Instruction: Copy each line of the records that contains the word "name".

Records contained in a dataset
— START —
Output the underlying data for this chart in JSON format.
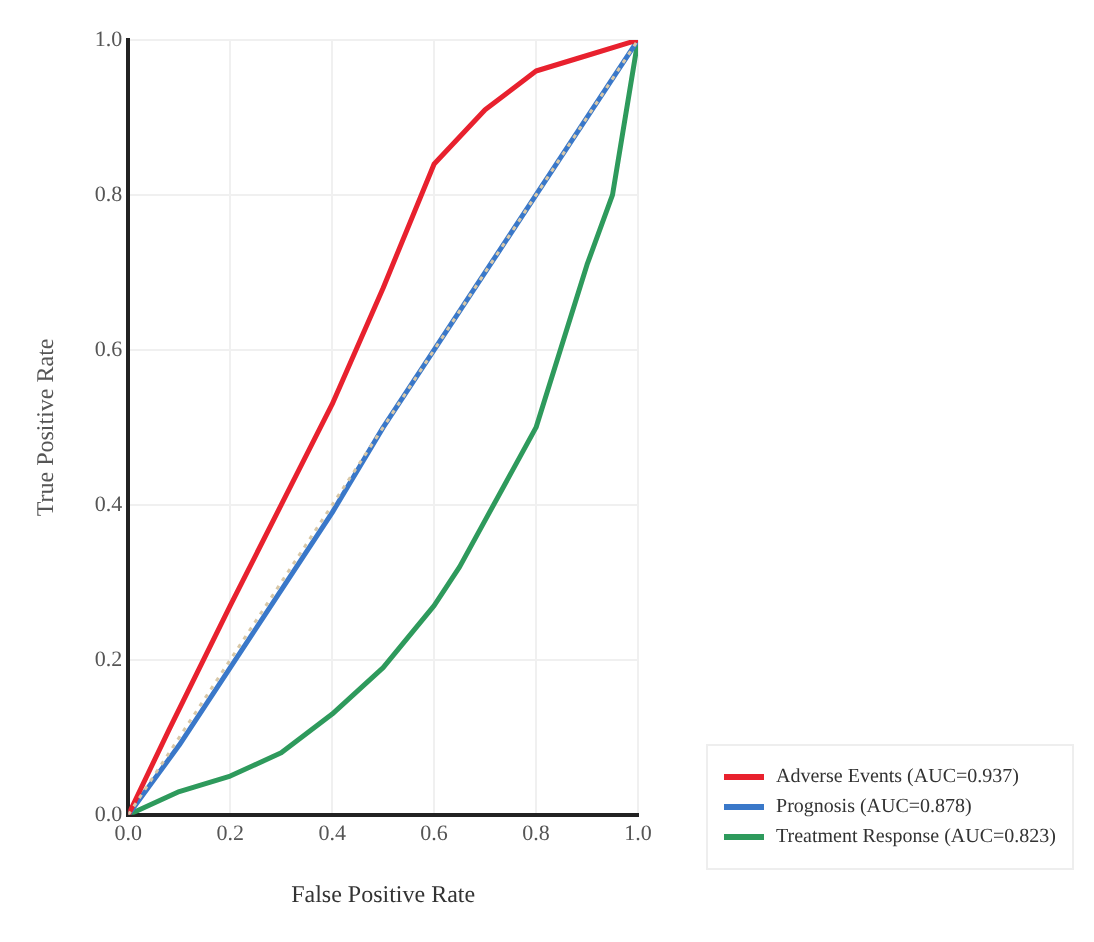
{
  "chart_data": {
    "type": "line",
    "xlabel": "False Positive Rate",
    "ylabel": "True Positive Rate",
    "xlim": [
      0,
      1
    ],
    "ylim": [
      0,
      1
    ],
    "xticks": [
      {
        "value": 0,
        "label": "0.0"
      },
      {
        "value": 0.2,
        "label": "0.2"
      },
      {
        "value": 0.4,
        "label": "0.4"
      },
      {
        "value": 0.6,
        "label": "0.6"
      },
      {
        "value": 0.8,
        "label": "0.8"
      },
      {
        "value": 1,
        "label": "1.0"
      }
    ],
    "yticks": [
      {
        "value": 0,
        "label": "0.0"
      },
      {
        "value": 0.2,
        "label": "0.2"
      },
      {
        "value": 0.4,
        "label": "0.4"
      },
      {
        "value": 0.6,
        "label": "0.6"
      },
      {
        "value": 0.8,
        "label": "0.8"
      },
      {
        "value": 1,
        "label": "1.0"
      }
    ],
    "grid": true,
    "legend": "bottom right",
    "marker": "none",
    "series": [
      {
        "name": "Adverse Events (AUC=0.937)",
        "color": "#e8212e",
        "x": [
          0,
          0.08,
          0.2,
          0.3,
          0.4,
          0.5,
          0.6,
          0.7,
          0.8,
          0.9,
          1
        ],
        "values": [
          0,
          0.11,
          0.27,
          0.4,
          0.53,
          0.68,
          0.84,
          0.91,
          0.96,
          0.98,
          1
        ]
      },
      {
        "name": "Prognosis (AUC=0.878)",
        "color": "#3a78c9",
        "x": [
          0,
          0.1,
          0.2,
          0.3,
          0.4,
          0.5,
          0.6,
          0.7,
          0.8,
          0.9,
          1
        ],
        "values": [
          0,
          0.09,
          0.19,
          0.29,
          0.39,
          0.5,
          0.6,
          0.7,
          0.8,
          0.9,
          1
        ]
      },
      {
        "name": "Treatment Response (AUC=0.823)",
        "color": "#2e9a5c",
        "x": [
          0,
          0.1,
          0.2,
          0.3,
          0.4,
          0.5,
          0.6,
          0.65,
          0.7,
          0.8,
          0.9,
          0.95,
          1
        ],
        "values": [
          0,
          0.03,
          0.05,
          0.08,
          0.13,
          0.19,
          0.27,
          0.32,
          0.38,
          0.5,
          0.71,
          0.8,
          1
        ]
      },
      {
        "type": "line",
        "color": "#d8c8a8",
        "line_style": "dotted",
        "x": [
          0,
          1
        ],
        "values": [
          0,
          1
        ]
      }
    ]
  }
}
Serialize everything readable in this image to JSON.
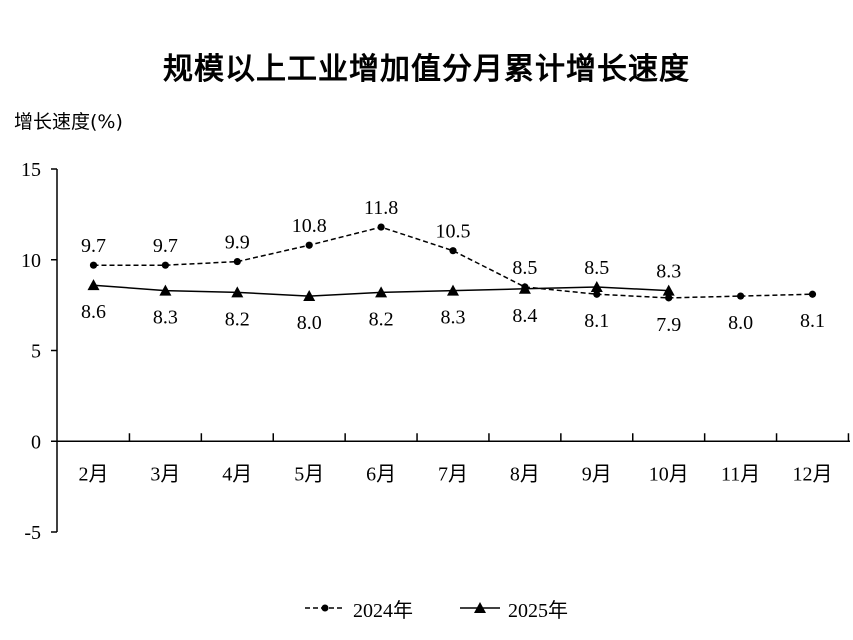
— END —
Answer in full:
        "name": "Adverse Events (AUC=0.937)",
        "name": "Prognosis (AUC=0.878)",
        "name": "Treatment Response (AUC=0.823)",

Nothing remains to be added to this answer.